§ EXTRACTED INFORMATION:
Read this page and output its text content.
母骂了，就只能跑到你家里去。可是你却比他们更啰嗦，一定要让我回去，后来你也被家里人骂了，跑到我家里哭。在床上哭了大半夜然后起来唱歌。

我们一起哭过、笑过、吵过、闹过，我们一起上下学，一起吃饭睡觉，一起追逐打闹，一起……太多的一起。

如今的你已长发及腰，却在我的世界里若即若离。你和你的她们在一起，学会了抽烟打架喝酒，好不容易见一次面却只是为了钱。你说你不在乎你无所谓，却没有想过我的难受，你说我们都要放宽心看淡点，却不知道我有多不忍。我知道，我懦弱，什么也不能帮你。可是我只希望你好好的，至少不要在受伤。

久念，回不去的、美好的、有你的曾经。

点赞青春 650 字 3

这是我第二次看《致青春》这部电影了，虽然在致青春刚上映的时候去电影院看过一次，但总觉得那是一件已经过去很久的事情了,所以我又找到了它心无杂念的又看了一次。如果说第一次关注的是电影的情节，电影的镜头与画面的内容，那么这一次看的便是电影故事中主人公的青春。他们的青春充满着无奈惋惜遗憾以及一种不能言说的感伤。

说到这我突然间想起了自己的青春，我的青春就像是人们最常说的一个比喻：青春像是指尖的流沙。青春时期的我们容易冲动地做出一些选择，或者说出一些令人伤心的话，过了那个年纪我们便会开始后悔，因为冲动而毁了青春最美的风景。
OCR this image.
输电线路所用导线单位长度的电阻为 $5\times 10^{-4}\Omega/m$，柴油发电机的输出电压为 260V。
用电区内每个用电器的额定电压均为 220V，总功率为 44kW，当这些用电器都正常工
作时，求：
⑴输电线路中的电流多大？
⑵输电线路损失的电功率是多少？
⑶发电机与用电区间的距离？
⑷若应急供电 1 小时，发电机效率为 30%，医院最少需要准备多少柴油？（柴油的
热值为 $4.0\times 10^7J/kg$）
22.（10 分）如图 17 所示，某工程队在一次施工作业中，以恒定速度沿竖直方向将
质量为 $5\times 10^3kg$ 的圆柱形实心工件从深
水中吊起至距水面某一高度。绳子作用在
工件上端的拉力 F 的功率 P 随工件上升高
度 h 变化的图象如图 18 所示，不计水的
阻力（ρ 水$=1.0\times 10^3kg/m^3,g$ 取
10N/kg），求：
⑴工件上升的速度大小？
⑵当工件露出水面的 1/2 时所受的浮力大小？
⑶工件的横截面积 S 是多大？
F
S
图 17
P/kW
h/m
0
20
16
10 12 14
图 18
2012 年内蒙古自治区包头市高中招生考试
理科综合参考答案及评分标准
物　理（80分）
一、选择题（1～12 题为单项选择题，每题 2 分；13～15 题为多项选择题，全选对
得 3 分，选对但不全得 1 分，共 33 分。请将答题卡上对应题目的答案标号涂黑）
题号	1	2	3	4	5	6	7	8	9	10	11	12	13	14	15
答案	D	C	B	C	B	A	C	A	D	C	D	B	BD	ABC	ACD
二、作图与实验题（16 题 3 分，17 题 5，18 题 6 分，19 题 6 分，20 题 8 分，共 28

§ DO THIS:
Reproduce the entries above in full by retyping them exactly.

§ TASK SOLUTION:
Read this page and output its text content.
母骂了，就只能跑到你家里去。可是你却比他们更啰嗦，一定要让我回去，后来你也被家里人骂了，跑到我家里哭。在床上哭了大半夜然后起来唱歌。

我们一起哭过、笑过、吵过、闹过，我们一起上下学，一起吃饭睡觉，一起追逐打闹，一起……太多的一起。

如今的你已长发及腰，却在我的世界里若即若离。你和你的她们在一起，学会了抽烟打架喝酒，好不容易见一次面却只是为了钱。你说你不在乎你无所谓，却没有想过我的难受，你说我们都要放宽心看淡点，却不知道我有多不忍。我知道，我懦弱，什么也不能帮你。可是我只希望你好好的，至少不要在受伤。

久念，回不去的、美好的、有你的曾经。

点赞青春 650 字 3

这是我第二次看《致青春》这部电影了，虽然在致青春刚上映的时候去电影院看过一次，但总觉得那是一件已经过去很久的事情了,所以我又找到了它心无杂念的又看了一次。如果说第一次关注的是电影的情节，电影的镜头与画面的内容，那么这一次看的便是电影故事中主人公的青春。他们的青春充满着无奈惋惜遗憾以及一种不能言说的感伤。

说到这我突然间想起了自己的青春，我的青春就像是人们最常说的一个比喻：青春像是指尖的流沙。青春时期的我们容易冲动地做出一些选择，或者说出一些令人伤心的话，过了那个年纪我们便会开始后悔，因为冲动而毁了青春最美的风景。
OCR this image.
输电线路所用导线单位长度的电阻为 $5\times 10^{-4}\Omega/m$，柴油发电机的输出电压为 260V。
用电区内每个用电器的额定电压均为 220V，总功率为 44kW，当这些用电器都正常工
作时，求：
⑴输电线路中的电流多大？
⑵输电线路损失的电功率是多少？
⑶发电机与用电区间的距离？
⑷若应急供电 1 小时，发电机效率为 30%，医院最少需要准备多少柴油？（柴油的
热值为 $4.0\times 10^7J/kg$）
22.（10 分）如图 17 所示，某工程队在一次施工作业中，以恒定速度沿竖直方向将
质量为 $5\times 10^3kg$ 的圆柱形实心工件从深
水中吊起至距水面某一高度。绳子作用在
工件上端的拉力 F 的功率 P 随工件上升高
度 h 变化的图象如图 18 所示，不计水的
阻力（ρ 水$=1.0\times 10^3kg/m^3,g$ 取
10N/kg），求：
⑴工件上升的速度大小？
⑵当工件露出水面的 1/2 时所受的浮力大小？
⑶工件的横截面积 S 是多大？
F
S
图 17
P/kW
h/m
0
20
16
10 12 14
图 18
2012 年内蒙古自治区包头市高中招生考试
理科综合参考答案及评分标准
物　理（80分）
一、选择题（1～12 题为单项选择题，每题 2 分；13～15 题为多项选择题，全选对
得 3 分，选对但不全得 1 分，共 33 分。请将答题卡上对应题目的答案标号涂黑）
题号	1	2	3	4	5	6	7	8	9	10	11	12	13	14	15
答案	D	C	B	C	B	A	C	A	D	C	D	B	BD	ABC	ACD
二、作图与实验题（16 题 3 分，17 题 5，18 题 6 分，19 题 6 分，20 题 8 分，共 28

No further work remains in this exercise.